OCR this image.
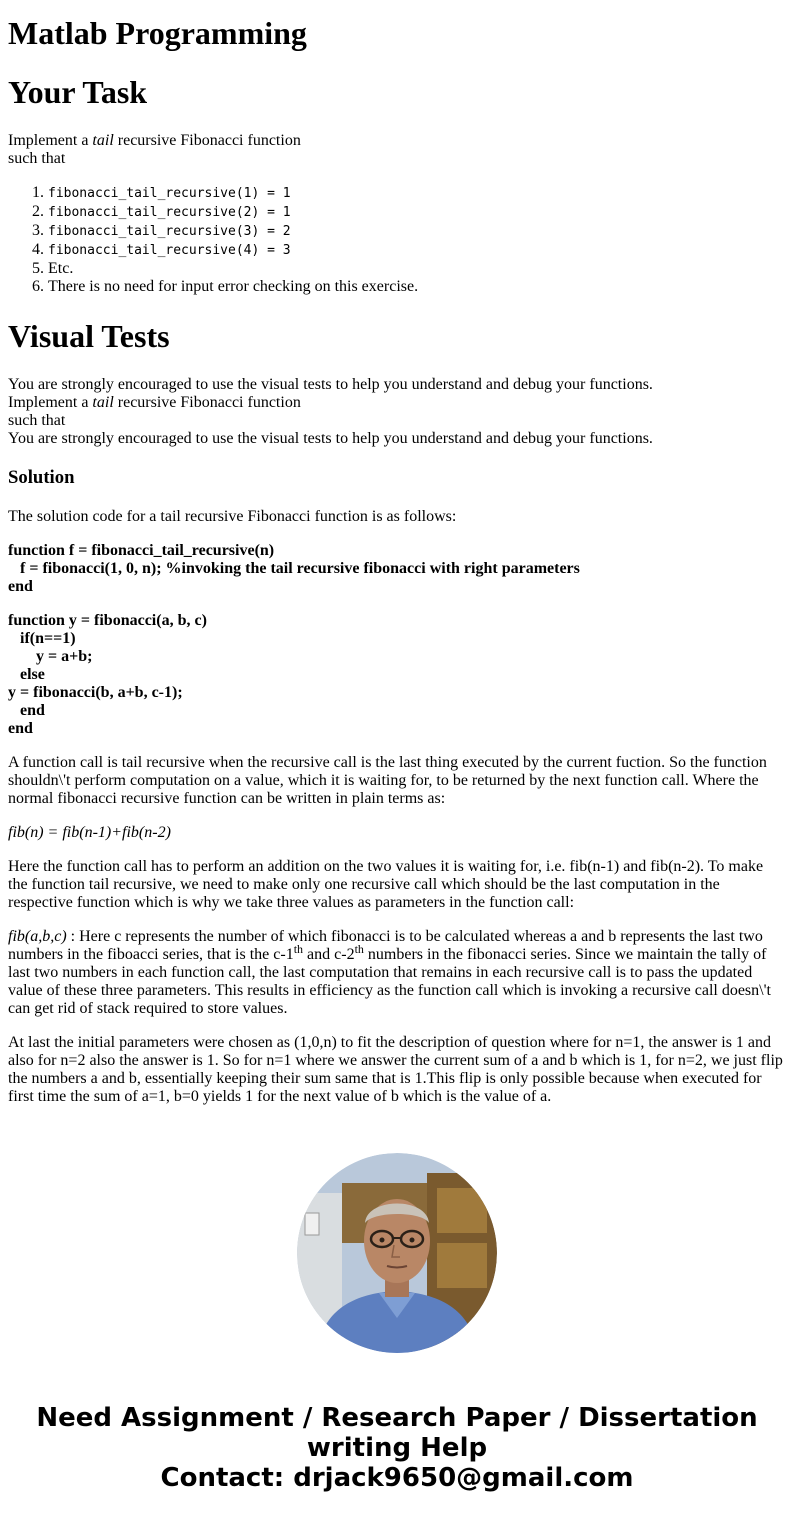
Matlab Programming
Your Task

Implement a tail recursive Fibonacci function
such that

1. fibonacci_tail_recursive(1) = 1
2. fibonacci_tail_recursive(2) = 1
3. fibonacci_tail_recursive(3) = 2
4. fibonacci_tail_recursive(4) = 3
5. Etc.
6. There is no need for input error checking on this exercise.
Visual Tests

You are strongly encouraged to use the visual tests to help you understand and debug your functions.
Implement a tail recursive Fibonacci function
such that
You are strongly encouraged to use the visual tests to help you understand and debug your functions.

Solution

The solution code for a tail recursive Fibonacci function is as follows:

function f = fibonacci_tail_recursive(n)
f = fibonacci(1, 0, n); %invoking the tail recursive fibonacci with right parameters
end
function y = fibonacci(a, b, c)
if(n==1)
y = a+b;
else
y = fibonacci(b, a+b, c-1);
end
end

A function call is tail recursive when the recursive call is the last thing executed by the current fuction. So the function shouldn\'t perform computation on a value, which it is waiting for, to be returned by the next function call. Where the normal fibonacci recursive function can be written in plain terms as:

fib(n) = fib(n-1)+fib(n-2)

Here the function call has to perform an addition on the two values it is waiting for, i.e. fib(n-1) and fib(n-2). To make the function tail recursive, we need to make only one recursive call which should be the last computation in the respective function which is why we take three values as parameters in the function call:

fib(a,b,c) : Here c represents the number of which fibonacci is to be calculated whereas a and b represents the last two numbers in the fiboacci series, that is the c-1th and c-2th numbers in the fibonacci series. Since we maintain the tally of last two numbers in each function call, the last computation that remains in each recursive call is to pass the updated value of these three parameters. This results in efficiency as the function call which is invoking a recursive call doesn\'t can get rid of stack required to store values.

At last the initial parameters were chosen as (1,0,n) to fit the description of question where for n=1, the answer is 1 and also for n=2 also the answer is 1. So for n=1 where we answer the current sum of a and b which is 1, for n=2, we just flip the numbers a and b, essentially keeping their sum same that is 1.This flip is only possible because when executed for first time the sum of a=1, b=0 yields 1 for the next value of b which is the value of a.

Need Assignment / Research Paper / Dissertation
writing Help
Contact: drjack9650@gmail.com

---

▶ _Problem statement_:
Every line in the data that holds "next" should be copied out.

▶ _Exercise result_:
A function call is tail recursive when the recursive call is the last thing executed by the current fuction. So the function shouldn\'t perform computation on a value, which it is waiting for, to be returned by the next function call. Where the normal fibonacci recursive function can be written in plain terms as:
At last the initial parameters were chosen as (1,0,n) to fit the description of question where for n=1, the answer is 1 and also for n=2 also the answer is 1. So for n=1 where we answer the current sum of a and b which is 1, for n=2, we just flip the numbers a and b, essentially keeping their sum same that is 1.This flip is only possible because when executed for first time the sum of a=1, b=0 yields 1 for the next value of b which is the value of a.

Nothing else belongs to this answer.